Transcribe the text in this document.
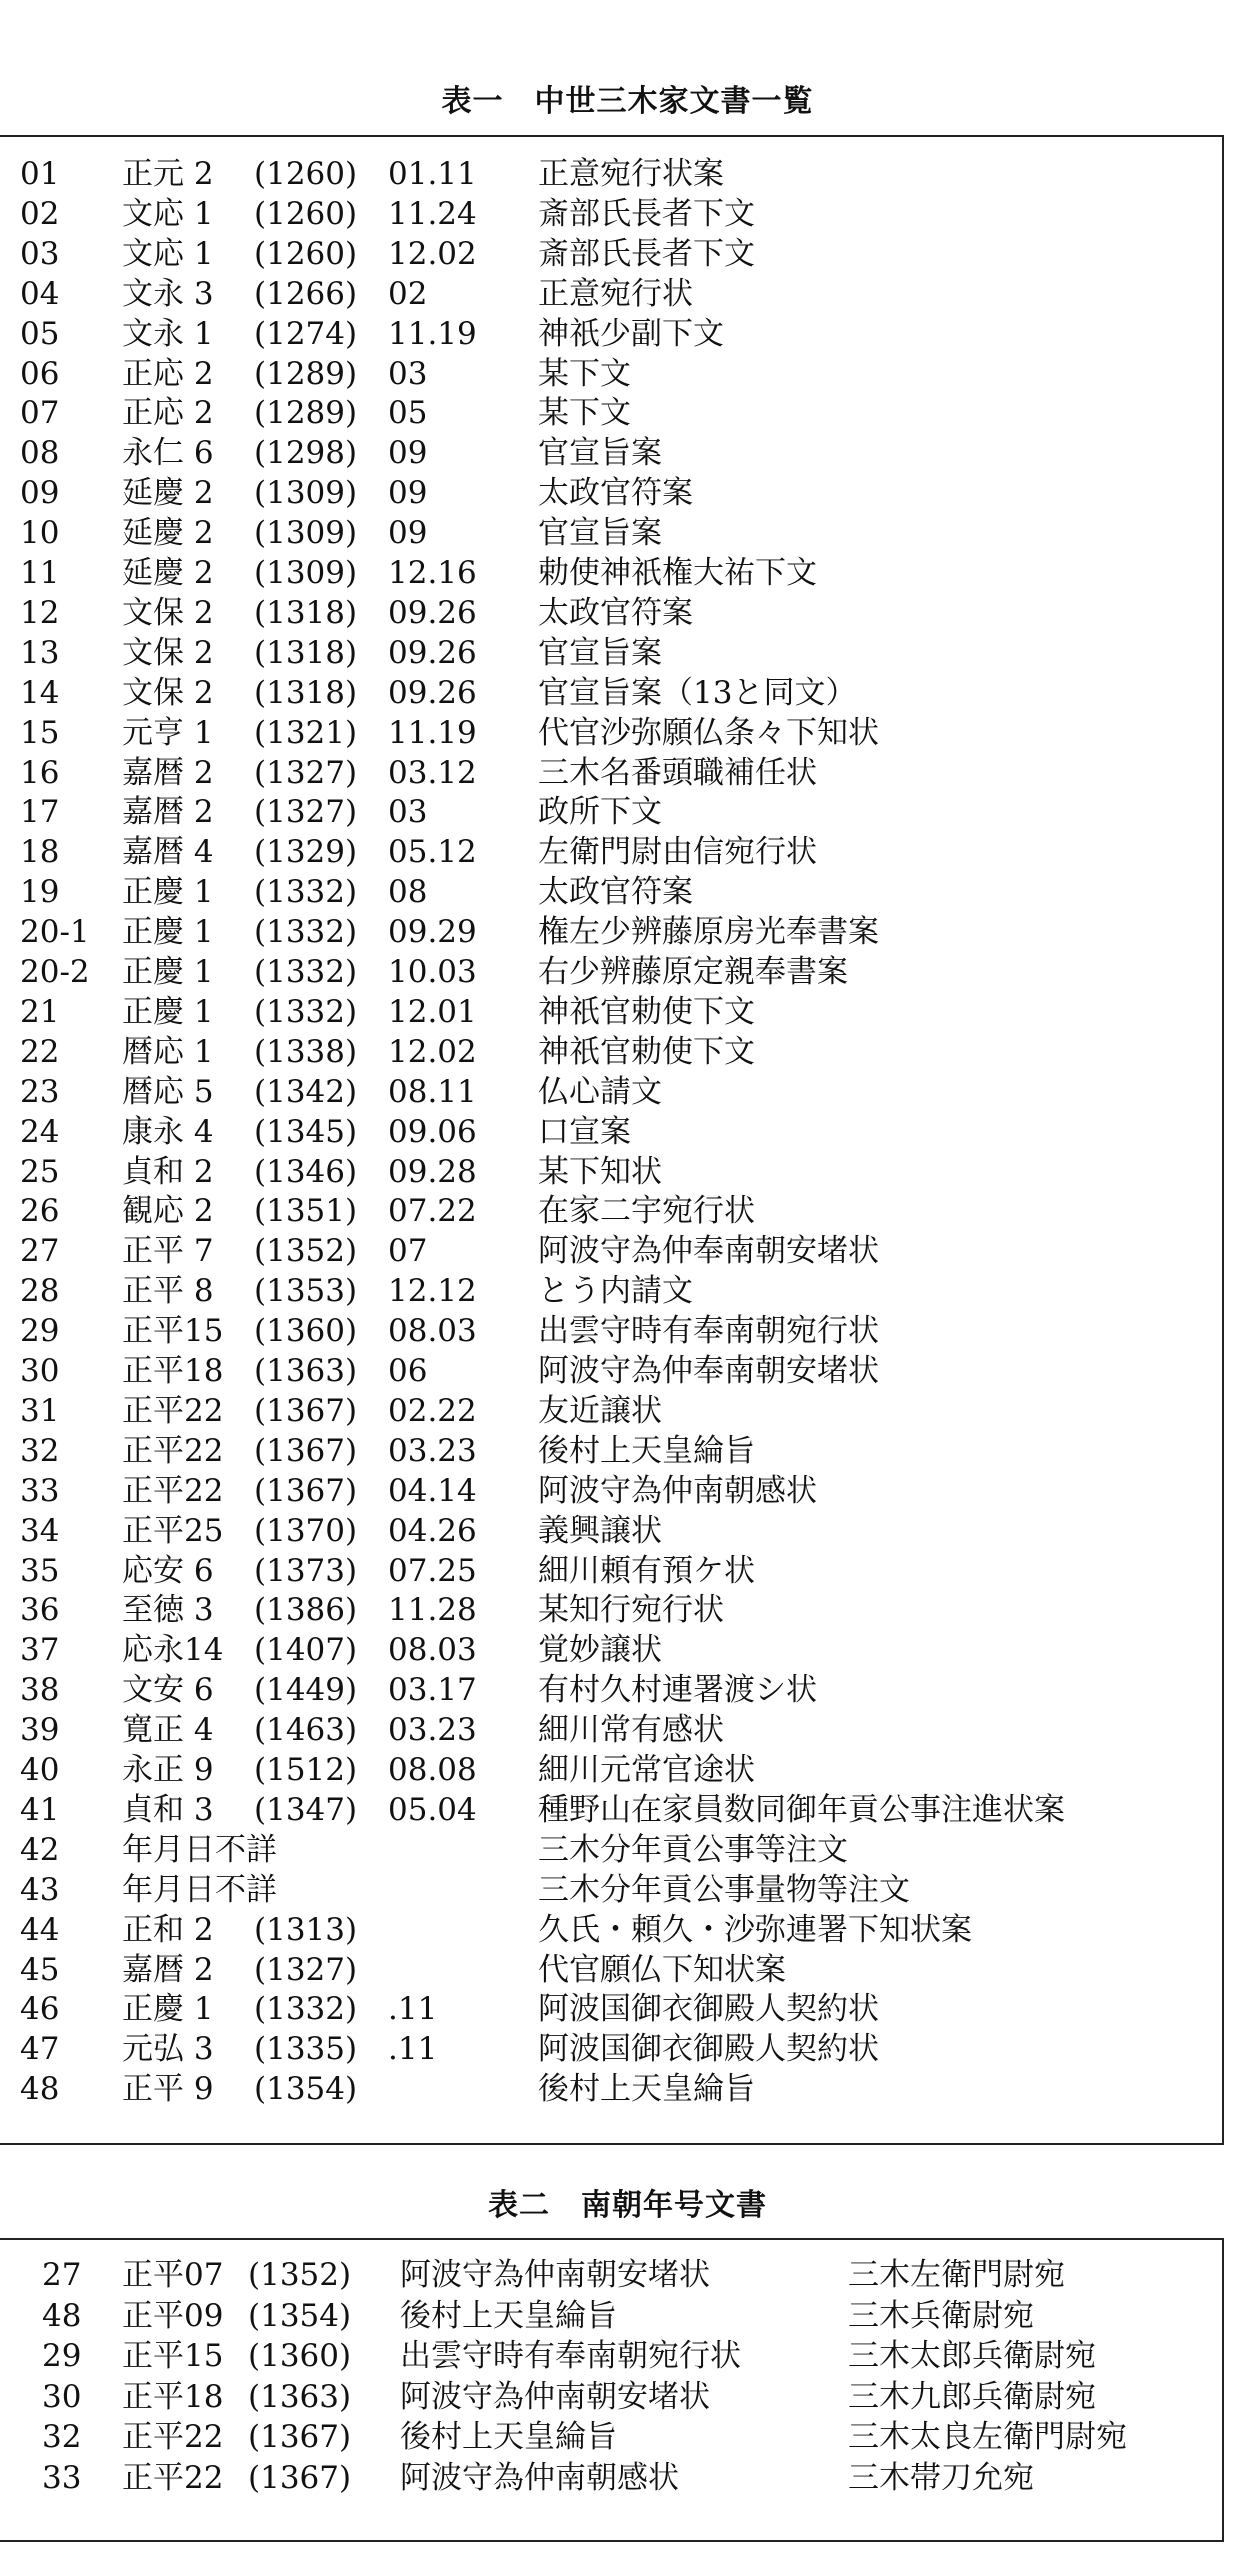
表一　中世三木家文書一覧
01 正元 2 (1260) 01.11 正意宛行状案
02 文応 1 (1260) 11.24 斎部氏長者下文
03 文応 1 (1260) 12.02 斎部氏長者下文
04 文永 3 (1266) 02	正意宛行状
05 文永 1 (1274) 11.19 神祇少副下文
06 正応 2 (1289) 03	某下文
07 正応 2 (1289) 05	某下文
08 永仁 6 (1298) 09	官宣旨案
09 延慶 2 (1309) 09	太政官符案
10 延慶 2 (1309) 09	官宣旨案
11 延慶 2 (1309) 12.16 勅使神祇権大祐下文
12 文保 2 (1318) 09.26 太政官符案
13 文保 2 (1318) 09.26 官宣旨案
14 文保 2 (1318) 09.26 官宣旨案（13と同文）
15 元亨 1 (1321) 11.19 代官沙弥願仏条々下知状
16 嘉暦 2 (1327) 03.12 三木名番頭職補任状
17 嘉暦 2 (1327) 03	政所下文
18 嘉暦 4 (1329) 05.12 左衛門尉由信宛行状
19 正慶 1 (1332) 08	太政官符案
20-1 正慶 1 (1332) 09.29 権左少辨藤原房光奉書案
20-2 正慶 1 (1332) 10.03 右少辨藤原定親奉書案
21 正慶 1 (1332) 12.01 神祇官勅使下文
22 暦応 1 (1338) 12.02 神祇官勅使下文
23 暦応 5 (1342) 08.11 仏心請文
24 康永 4 (1345) 09.06 口宣案
25 貞和 2 (1346) 09.28 某下知状
26 観応 2 (1351) 07.22 在家二宇宛行状
27 正平 7 (1352) 07	阿波守為仲奉南朝安堵状
28 正平 8 (1353) 12.12 とう内請文
29 正平15 (1360) 08.03 出雲守時有奉南朝宛行状
30 正平18 (1363) 06	阿波守為仲奉南朝安堵状
31 正平22 (1367) 02.22 友近譲状
32 正平22 (1367) 03.23 後村上天皇綸旨
33 正平22 (1367) 04.14 阿波守為仲南朝感状
34 正平25 (1370) 04.26 義興譲状
35 応安 6 (1373) 07.25 細川頼有預ケ状
36 至徳 3 (1386) 11.28 某知行宛行状
37 応永14 (1407) 08.03 覚妙譲状
38 文安 6 (1449) 03.17 有村久村連署渡シ状
39 寛正 4 (1463) 03.23 細川常有感状
40 永正 9 (1512) 08.08 細川元常官途状
41 貞和 3 (1347) 05.04 種野山在家員数同御年貢公事注進状案
42 年月日不詳	三木分年貢公事等注文
43 年月日不詳	三木分年貢公事量物等注文
44 正和 2 (1313)	久氏・頼久・沙弥連署下知状案
45 嘉暦 2 (1327)	代官願仏下知状案
46 正慶 1 (1332) .11	阿波国御衣御殿人契約状
47 元弘 3 (1335) .11	阿波国御衣御殿人契約状
48 正平 9 (1354)	後村上天皇綸旨
表二　南朝年号文書
27 正平07 (1352) 阿波守為仲南朝安堵状	三木左衛門尉宛
48 正平09 (1354) 後村上天皇綸旨	三木兵衛尉宛
29 正平15 (1360) 出雲守時有奉南朝宛行状	三木太郎兵衛尉宛
30 正平18 (1363) 阿波守為仲南朝安堵状	三木九郎兵衛尉宛
32 正平22 (1367) 後村上天皇綸旨	三木太良左衛門尉宛
33 正平22 (1367) 阿波守為仲南朝感状	三木帯刀允宛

---*---

THE EXERCISE —
Say how many lines in this listing hold the string "後村上天皇綸旨", giving the count and nothing more.

COMPLETED TASK —
4